DATA SUPPLIED |
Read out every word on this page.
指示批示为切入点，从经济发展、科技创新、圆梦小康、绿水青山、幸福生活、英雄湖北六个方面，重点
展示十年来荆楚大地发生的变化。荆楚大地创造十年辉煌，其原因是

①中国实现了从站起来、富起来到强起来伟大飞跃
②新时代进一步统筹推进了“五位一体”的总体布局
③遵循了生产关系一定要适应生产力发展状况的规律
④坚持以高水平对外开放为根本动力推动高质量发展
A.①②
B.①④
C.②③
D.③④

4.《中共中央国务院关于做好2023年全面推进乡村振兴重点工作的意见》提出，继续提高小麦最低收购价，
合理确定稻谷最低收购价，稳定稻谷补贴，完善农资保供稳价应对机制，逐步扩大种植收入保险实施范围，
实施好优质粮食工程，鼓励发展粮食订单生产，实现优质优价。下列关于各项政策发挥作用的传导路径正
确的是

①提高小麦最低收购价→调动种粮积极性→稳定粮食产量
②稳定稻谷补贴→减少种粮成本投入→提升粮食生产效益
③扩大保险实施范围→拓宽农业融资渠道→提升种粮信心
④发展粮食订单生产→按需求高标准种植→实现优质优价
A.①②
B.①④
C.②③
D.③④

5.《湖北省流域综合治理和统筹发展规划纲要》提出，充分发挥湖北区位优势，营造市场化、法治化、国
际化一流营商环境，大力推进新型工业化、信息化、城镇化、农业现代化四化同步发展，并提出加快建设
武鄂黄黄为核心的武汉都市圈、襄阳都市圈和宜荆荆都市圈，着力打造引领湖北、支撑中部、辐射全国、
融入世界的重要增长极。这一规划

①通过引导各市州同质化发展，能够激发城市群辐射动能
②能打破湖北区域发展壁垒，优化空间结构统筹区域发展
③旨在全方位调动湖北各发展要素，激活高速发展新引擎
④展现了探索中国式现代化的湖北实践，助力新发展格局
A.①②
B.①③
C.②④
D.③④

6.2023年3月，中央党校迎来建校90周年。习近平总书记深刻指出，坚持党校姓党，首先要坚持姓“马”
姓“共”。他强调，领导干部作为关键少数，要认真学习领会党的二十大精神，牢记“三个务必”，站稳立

PROBLEM DETAILS | Look for lines containing the string "实现优质优价" and copy them all.

EXERCISE ANSWER |
实施好优质粮食工程，鼓励发展粮食订单生产，实现优质优价。下列关于各项政策发挥作用的传导路径正
④发展粮食订单生产→按需求高标准种植→实现优质优价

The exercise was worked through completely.